== EXERCISE DATA ==
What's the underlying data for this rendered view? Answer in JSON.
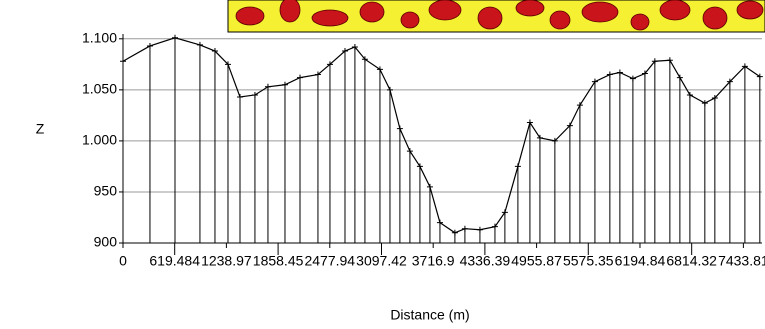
{
  "chart_data": {
    "type": "line",
    "y_label": "Z",
    "x_label": "Distance (m)",
    "color": "#000000",
    "grid": true,
    "xlim": [
      0,
      7657
    ],
    "ylim": [
      900,
      1138
    ],
    "xticks": [
      0,
      619.484,
      1238.97,
      1858.45,
      2477.94,
      3097.42,
      3716.9,
      4336.39,
      4955.87,
      5575.35,
      6194.84,
      6814.32,
      7433.81
    ],
    "yticks": [
      900,
      950,
      {
        "value": 1000,
        "label": "1.000"
      },
      {
        "value": 1050,
        "label": "1.050"
      },
      {
        "value": 1100,
        "label": "1.100"
      }
    ],
    "x": [
      0,
      323,
      623,
      922,
      1102,
      1258,
      1402,
      1581,
      1737,
      1941,
      2121,
      2336,
      2480,
      2660,
      2779,
      2899,
      3079,
      3199,
      3318,
      3438,
      3558,
      3678,
      3798,
      3977,
      4097,
      4277,
      4457,
      4576,
      4732,
      4876,
      4996,
      5175,
      5355,
      5475,
      5655,
      5834,
      5954,
      6110,
      6254,
      6373,
      6553,
      6673,
      6793,
      6972,
      7092,
      7272,
      7452,
      7631
    ],
    "values": [
      1078,
      1093,
      1101,
      1094,
      1088,
      1075,
      1043,
      1045,
      1053,
      1055,
      1062,
      1065,
      1075,
      1088,
      1092,
      1080,
      1070,
      1050,
      1012,
      990,
      975,
      955,
      920,
      910,
      914,
      913,
      916,
      930,
      975,
      1018,
      1003,
      1000,
      1015,
      1035,
      1058,
      1065,
      1067,
      1061,
      1066,
      1078,
      1079,
      1062,
      1045,
      1037,
      1042,
      1058,
      1073,
      1063
    ]
  }
}
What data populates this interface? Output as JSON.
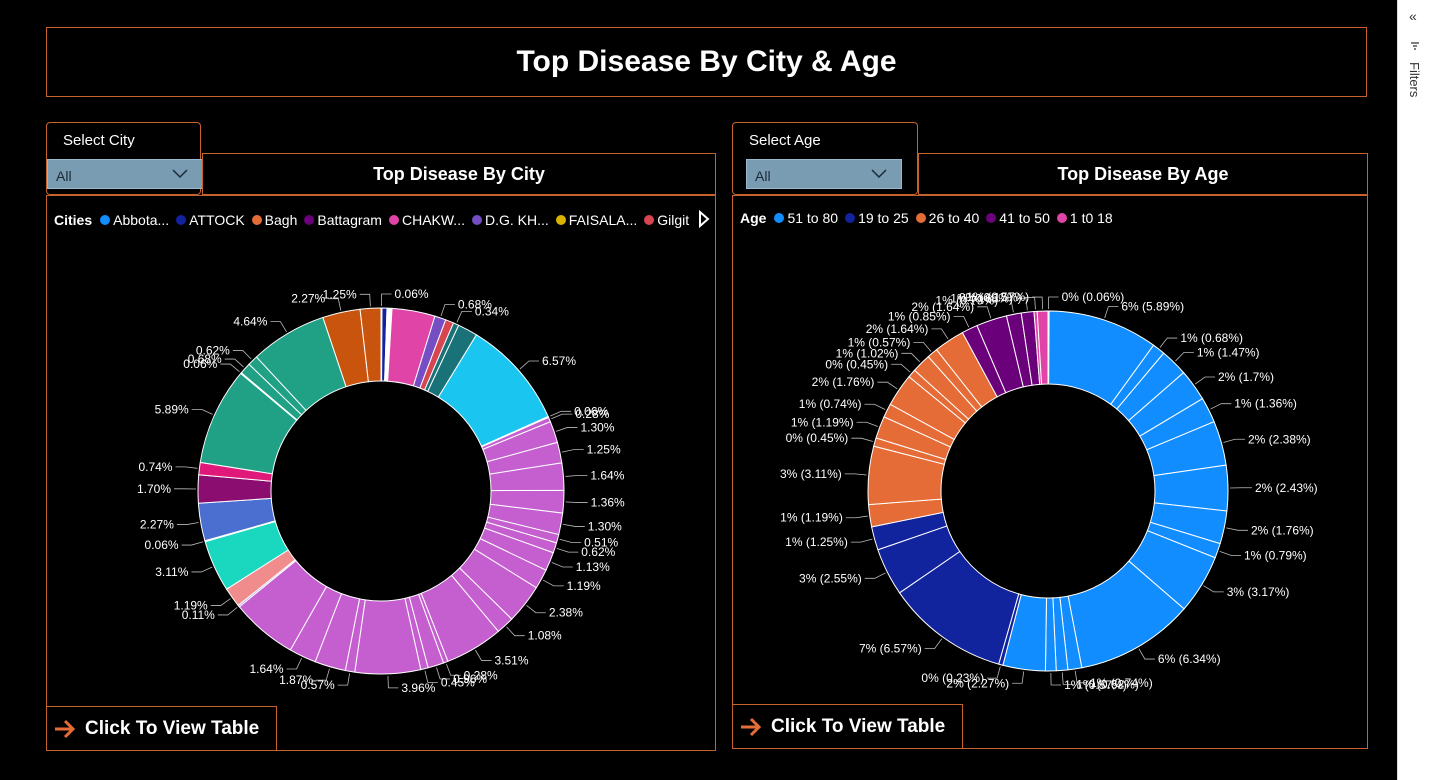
{
  "title": "Top Disease By City & Age",
  "sidebar": {
    "filters_label": "Filters",
    "collapse_glyph": "«"
  },
  "city_panel": {
    "slicer_label": "Select City",
    "slicer_value": "All",
    "header": "Top Disease By City",
    "legend_title": "Cities",
    "legend": [
      {
        "name": "Abbota...",
        "color": "#118dff"
      },
      {
        "name": "ATTOCK",
        "color": "#12239e"
      },
      {
        "name": "Bagh",
        "color": "#e66c37"
      },
      {
        "name": "Battagram",
        "color": "#6b007b"
      },
      {
        "name": "CHAKW...",
        "color": "#e044a7"
      },
      {
        "name": "D.G. KH...",
        "color": "#744ec2"
      },
      {
        "name": "FAISALA...",
        "color": "#d9b300"
      },
      {
        "name": "Gilgit",
        "color": "#d64550"
      }
    ],
    "cta": "Click To View Table"
  },
  "age_panel": {
    "slicer_label": "Select Age",
    "slicer_value": "All",
    "header": "Top Disease By Age",
    "legend_title": "Age",
    "legend": [
      {
        "name": "51 to 80",
        "color": "#118dff"
      },
      {
        "name": "19 to 25",
        "color": "#12239e"
      },
      {
        "name": "26 to 40",
        "color": "#e66c37"
      },
      {
        "name": "41 to 50",
        "color": "#6b007b"
      },
      {
        "name": "1 t0 18",
        "color": "#e044a7"
      }
    ],
    "cta": "Click To View Table"
  },
  "chart_data": [
    {
      "type": "pie",
      "title": "Top Disease By City",
      "donut": true,
      "slices": [
        {
          "label": "0.06%",
          "value": 0.06,
          "color": "#118dff"
        },
        {
          "label": "",
          "value": 0.3,
          "color": "#12239e"
        },
        {
          "label": "",
          "value": 0.3,
          "color": "#ffffff"
        },
        {
          "label": "",
          "value": 2.6,
          "color": "#e044a7"
        },
        {
          "label": "0.68%",
          "value": 0.68,
          "color": "#744ec2"
        },
        {
          "label": "",
          "value": 0.5,
          "color": "#d64550"
        },
        {
          "label": "0.34%",
          "value": 0.34,
          "color": "#197278"
        },
        {
          "label": "",
          "value": 1.2,
          "color": "#197278"
        },
        {
          "label": "6.57%",
          "value": 6.57,
          "color": "#1ac6ef"
        },
        {
          "label": "0.06%",
          "value": 0.06,
          "color": "#c55fd0"
        },
        {
          "label": "0.28%",
          "value": 0.28,
          "color": "#c55fd0"
        },
        {
          "label": "1.30%",
          "value": 1.3,
          "color": "#c55fd0"
        },
        {
          "label": "1.25%",
          "value": 1.25,
          "color": "#c55fd0"
        },
        {
          "label": "1.64%",
          "value": 1.64,
          "color": "#c55fd0"
        },
        {
          "label": "1.36%",
          "value": 1.36,
          "color": "#c55fd0"
        },
        {
          "label": "1.30%",
          "value": 1.3,
          "color": "#c55fd0"
        },
        {
          "label": "0.51%",
          "value": 0.51,
          "color": "#c55fd0"
        },
        {
          "label": "0.62%",
          "value": 0.62,
          "color": "#c55fd0"
        },
        {
          "label": "1.13%",
          "value": 1.13,
          "color": "#c55fd0"
        },
        {
          "label": "1.19%",
          "value": 1.19,
          "color": "#c55fd0"
        },
        {
          "label": "2.38%",
          "value": 2.38,
          "color": "#c55fd0"
        },
        {
          "label": "1.08%",
          "value": 1.08,
          "color": "#c55fd0"
        },
        {
          "label": "3.51%",
          "value": 3.51,
          "color": "#c55fd0"
        },
        {
          "label": "0.28%",
          "value": 0.28,
          "color": "#c55fd0"
        },
        {
          "label": "0.96%",
          "value": 0.96,
          "color": "#c55fd0"
        },
        {
          "label": "0.45%",
          "value": 0.45,
          "color": "#c55fd0"
        },
        {
          "label": "3.96%",
          "value": 3.96,
          "color": "#c55fd0"
        },
        {
          "label": "0.57%",
          "value": 0.57,
          "color": "#c55fd0"
        },
        {
          "label": "1.87%",
          "value": 1.87,
          "color": "#c55fd0"
        },
        {
          "label": "1.64%",
          "value": 1.64,
          "color": "#c55fd0"
        },
        {
          "label": "",
          "value": 4.0,
          "color": "#c55fd0"
        },
        {
          "label": "0.11%",
          "value": 0.11,
          "color": "#b3a5e8"
        },
        {
          "label": "1.19%",
          "value": 1.19,
          "color": "#f08c8c"
        },
        {
          "label": "3.11%",
          "value": 3.11,
          "color": "#1ad8c0"
        },
        {
          "label": "0.06%",
          "value": 0.06,
          "color": "#a6c84a"
        },
        {
          "label": "2.27%",
          "value": 2.27,
          "color": "#4a6fd0"
        },
        {
          "label": "1.70%",
          "value": 1.7,
          "color": "#8a0d6f"
        },
        {
          "label": "0.74%",
          "value": 0.74,
          "color": "#e0187a"
        },
        {
          "label": "5.89%",
          "value": 5.89,
          "color": "#20a085"
        },
        {
          "label": "0.06%",
          "value": 0.06,
          "color": "#20a085"
        },
        {
          "label": "0.68%",
          "value": 0.68,
          "color": "#20a085"
        },
        {
          "label": "0.62%",
          "value": 0.62,
          "color": "#20a085"
        },
        {
          "label": "4.64%",
          "value": 4.64,
          "color": "#20a085"
        },
        {
          "label": "2.27%",
          "value": 2.27,
          "color": "#c9540e"
        },
        {
          "label": "1.25%",
          "value": 1.25,
          "color": "#c9540e"
        }
      ]
    },
    {
      "type": "pie",
      "title": "Top Disease By Age",
      "donut": true,
      "slices": [
        {
          "label": "0% (0.06%)",
          "value": 0.06,
          "color": "#118dff"
        },
        {
          "label": "6% (5.89%)",
          "value": 5.89,
          "color": "#118dff"
        },
        {
          "label": "1% (0.68%)",
          "value": 0.68,
          "color": "#118dff"
        },
        {
          "label": "1% (1.47%)",
          "value": 1.47,
          "color": "#118dff"
        },
        {
          "label": "2% (1.7%)",
          "value": 1.7,
          "color": "#118dff"
        },
        {
          "label": "1% (1.36%)",
          "value": 1.36,
          "color": "#118dff"
        },
        {
          "label": "2% (2.38%)",
          "value": 2.38,
          "color": "#118dff"
        },
        {
          "label": "2% (2.43%)",
          "value": 2.43,
          "color": "#118dff"
        },
        {
          "label": "2% (1.76%)",
          "value": 1.76,
          "color": "#118dff"
        },
        {
          "label": "1% (0.79%)",
          "value": 0.79,
          "color": "#118dff"
        },
        {
          "label": "3% (3.17%)",
          "value": 3.17,
          "color": "#118dff"
        },
        {
          "label": "6% (6.34%)",
          "value": 6.34,
          "color": "#118dff"
        },
        {
          "label": "1% (0.74%)",
          "value": 0.74,
          "color": "#118dff"
        },
        {
          "label": "1% (0.62%)",
          "value": 0.62,
          "color": "#118dff"
        },
        {
          "label": "1% (0.57%)",
          "value": 0.57,
          "color": "#118dff"
        },
        {
          "label": "2% (2.27%)",
          "value": 2.27,
          "color": "#118dff"
        },
        {
          "label": "0% (0.23%)",
          "value": 0.23,
          "color": "#12239e"
        },
        {
          "label": "7% (6.57%)",
          "value": 6.57,
          "color": "#12239e"
        },
        {
          "label": "3% (2.55%)",
          "value": 2.55,
          "color": "#12239e"
        },
        {
          "label": "1% (1.25%)",
          "value": 1.25,
          "color": "#12239e"
        },
        {
          "label": "1% (1.19%)",
          "value": 1.19,
          "color": "#e66c37"
        },
        {
          "label": "3% (3.11%)",
          "value": 3.11,
          "color": "#e66c37"
        },
        {
          "label": "0% (0.45%)",
          "value": 0.45,
          "color": "#e66c37"
        },
        {
          "label": "1% (1.19%)",
          "value": 1.19,
          "color": "#e66c37"
        },
        {
          "label": "1% (0.74%)",
          "value": 0.74,
          "color": "#e66c37"
        },
        {
          "label": "2% (1.76%)",
          "value": 1.76,
          "color": "#e66c37"
        },
        {
          "label": "0% (0.45%)",
          "value": 0.45,
          "color": "#e66c37"
        },
        {
          "label": "1% (1.02%)",
          "value": 1.02,
          "color": "#e66c37"
        },
        {
          "label": "1% (0.57%)",
          "value": 0.57,
          "color": "#e66c37"
        },
        {
          "label": "2% (1.64%)",
          "value": 1.64,
          "color": "#e66c37"
        },
        {
          "label": "1% (0.85%)",
          "value": 0.85,
          "color": "#6b007b"
        },
        {
          "label": "2% (1.64%)",
          "value": 1.64,
          "color": "#6b007b"
        },
        {
          "label": "1% (0.79%)",
          "value": 0.79,
          "color": "#6b007b"
        },
        {
          "label": "1% (0.68%)",
          "value": 0.68,
          "color": "#6b007b"
        },
        {
          "label": "0% (0.17%)",
          "value": 0.17,
          "color": "#e044a7"
        },
        {
          "label": "1% (0.57%)",
          "value": 0.57,
          "color": "#e044a7"
        }
      ]
    }
  ]
}
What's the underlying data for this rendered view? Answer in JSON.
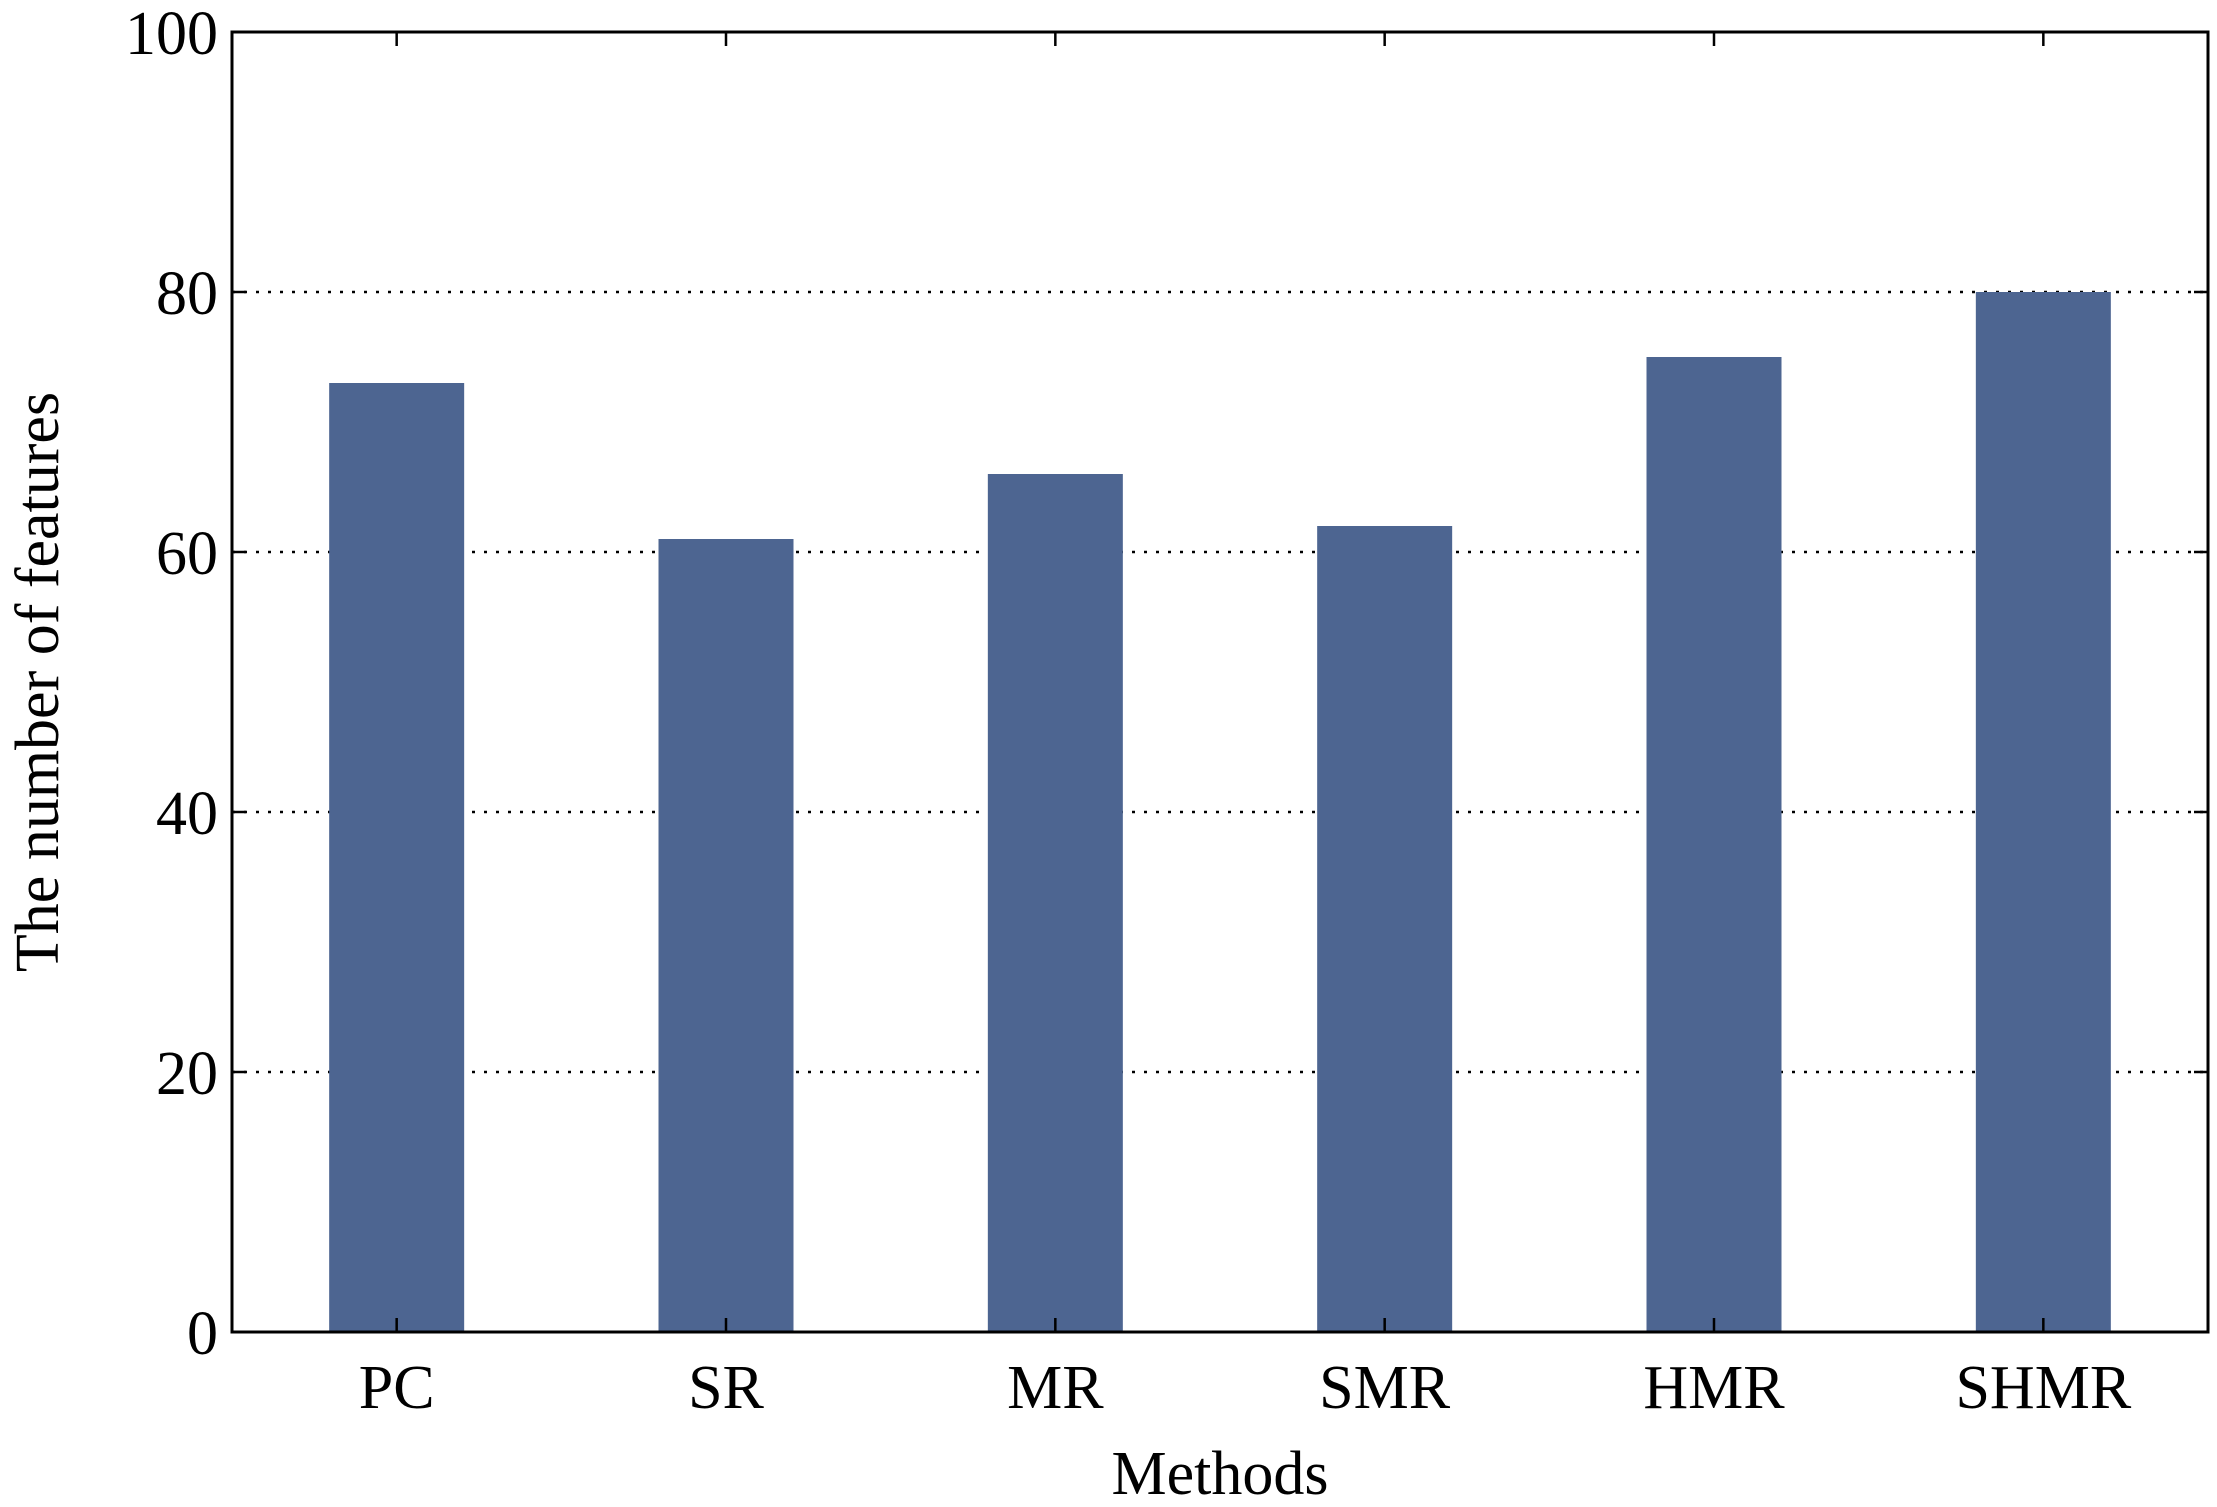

== DIRECTION ==
Work out how many lines of the material above contain the word "header", then give only that figure.

== ANSWER FOR THIS EXERCISE ==
2